• Task instructions: Every line below should be copied exactly; drop the pictures.

** Start Given data **

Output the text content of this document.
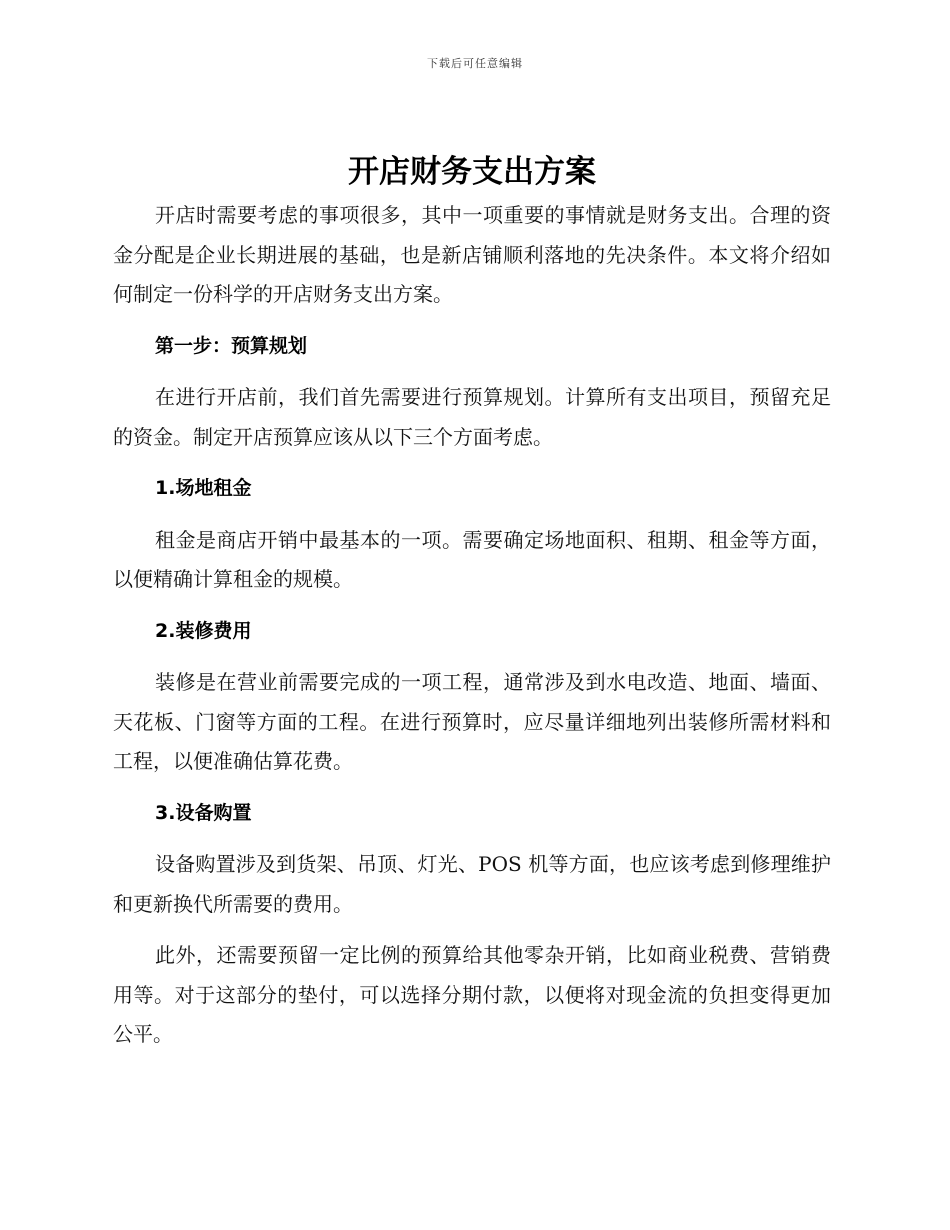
下载后可任意编辑
开店财务支出方案

开店时需要考虑的事项很多，其中一项重要的事情就是财务支出。合理的资金分配是企业长期进展的基础，也是新店铺顺利落地的先决条件。本文将介绍如何制定一份科学的开店财务支出方案。

第一步：预算规划

在进行开店前，我们首先需要进行预算规划。计算所有支出项目，预留充足的资金。制定开店预算应该从以下三个方面考虑。

1.场地租金

租金是商店开销中最基本的一项。需要确定场地面积、租期、租金等方面，以便精确计算租金的规模。

2.装修费用

装修是在营业前需要完成的一项工程，通常涉及到水电改造、地面、墙面、天花板、门窗等方面的工程。在进行预算时，应尽量详细地列出装修所需材料和工程，以便准确估算花费。

3.设备购置

设备购置涉及到货架、吊顶、灯光、POS 机等方面，也应该考虑到修理维护和更新换代所需要的费用。

此外，还需要预留一定比例的预算给其他零杂开销，比如商业税费、营销费用等。对于这部分的垫付，可以选择分期付款，以便将对现金流的负担变得更加公平。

** End Given data **

• Solution to the problem:
Output the text content of this document.
下载后可任意编辑
开店财务支出方案

开店时需要考虑的事项很多，其中一项重要的事情就是财务支出。合理的资金分配是企业长期进展的基础，也是新店铺顺利落地的先决条件。本文将介绍如何制定一份科学的开店财务支出方案。

第一步：预算规划

在进行开店前，我们首先需要进行预算规划。计算所有支出项目，预留充足的资金。制定开店预算应该从以下三个方面考虑。

1.场地租金

租金是商店开销中最基本的一项。需要确定场地面积、租期、租金等方面，以便精确计算租金的规模。

2.装修费用

装修是在营业前需要完成的一项工程，通常涉及到水电改造、地面、墙面、天花板、门窗等方面的工程。在进行预算时，应尽量详细地列出装修所需材料和工程，以便准确估算花费。

3.设备购置

设备购置涉及到货架、吊顶、灯光、POS 机等方面，也应该考虑到修理维护和更新换代所需要的费用。

此外，还需要预留一定比例的预算给其他零杂开销，比如商业税费、营销费用等。对于这部分的垫付，可以选择分期付款，以便将对现金流的负担变得更加公平。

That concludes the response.